TASK STATEMENT
Look through the material below. Copy each line that contains the string "screenshot".

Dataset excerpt
====================

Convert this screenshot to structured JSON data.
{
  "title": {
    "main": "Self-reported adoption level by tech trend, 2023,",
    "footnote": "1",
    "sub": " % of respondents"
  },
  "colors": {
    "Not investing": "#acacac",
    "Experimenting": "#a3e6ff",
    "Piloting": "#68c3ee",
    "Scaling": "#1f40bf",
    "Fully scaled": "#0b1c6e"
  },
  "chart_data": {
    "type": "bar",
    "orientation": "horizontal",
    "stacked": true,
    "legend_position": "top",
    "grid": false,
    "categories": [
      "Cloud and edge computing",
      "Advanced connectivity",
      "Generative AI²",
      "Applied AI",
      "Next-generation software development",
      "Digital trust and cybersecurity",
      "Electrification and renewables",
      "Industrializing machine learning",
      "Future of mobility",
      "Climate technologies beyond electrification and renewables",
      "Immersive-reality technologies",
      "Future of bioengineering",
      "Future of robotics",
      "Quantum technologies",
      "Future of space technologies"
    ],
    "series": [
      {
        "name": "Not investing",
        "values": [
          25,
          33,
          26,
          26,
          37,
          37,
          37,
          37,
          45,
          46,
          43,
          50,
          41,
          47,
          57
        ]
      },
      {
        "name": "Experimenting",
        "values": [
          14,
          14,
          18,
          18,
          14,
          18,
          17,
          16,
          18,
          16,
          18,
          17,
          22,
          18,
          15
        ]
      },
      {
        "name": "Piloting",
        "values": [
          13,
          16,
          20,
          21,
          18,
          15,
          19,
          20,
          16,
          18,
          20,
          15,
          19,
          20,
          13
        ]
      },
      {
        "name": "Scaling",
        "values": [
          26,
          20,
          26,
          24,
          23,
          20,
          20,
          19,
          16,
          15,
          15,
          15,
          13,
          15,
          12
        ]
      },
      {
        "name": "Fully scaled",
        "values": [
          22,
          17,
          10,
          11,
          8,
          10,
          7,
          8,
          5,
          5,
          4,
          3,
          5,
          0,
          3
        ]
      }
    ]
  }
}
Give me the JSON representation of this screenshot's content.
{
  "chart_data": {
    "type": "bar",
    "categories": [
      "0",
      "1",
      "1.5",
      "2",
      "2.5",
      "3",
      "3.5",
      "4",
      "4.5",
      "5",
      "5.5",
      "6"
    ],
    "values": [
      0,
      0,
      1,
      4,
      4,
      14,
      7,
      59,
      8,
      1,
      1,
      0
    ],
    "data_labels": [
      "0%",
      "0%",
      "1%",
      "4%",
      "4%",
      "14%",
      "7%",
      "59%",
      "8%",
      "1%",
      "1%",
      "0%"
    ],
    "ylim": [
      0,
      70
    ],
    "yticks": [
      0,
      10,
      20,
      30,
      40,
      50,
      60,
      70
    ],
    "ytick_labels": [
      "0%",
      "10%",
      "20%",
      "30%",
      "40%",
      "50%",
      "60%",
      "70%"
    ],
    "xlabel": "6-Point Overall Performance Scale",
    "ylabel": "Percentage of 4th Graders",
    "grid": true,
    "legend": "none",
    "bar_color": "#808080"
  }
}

====================

FINAL RESULT
Convert this screenshot to structured JSON data.
Give me the JSON representation of this screenshot's content.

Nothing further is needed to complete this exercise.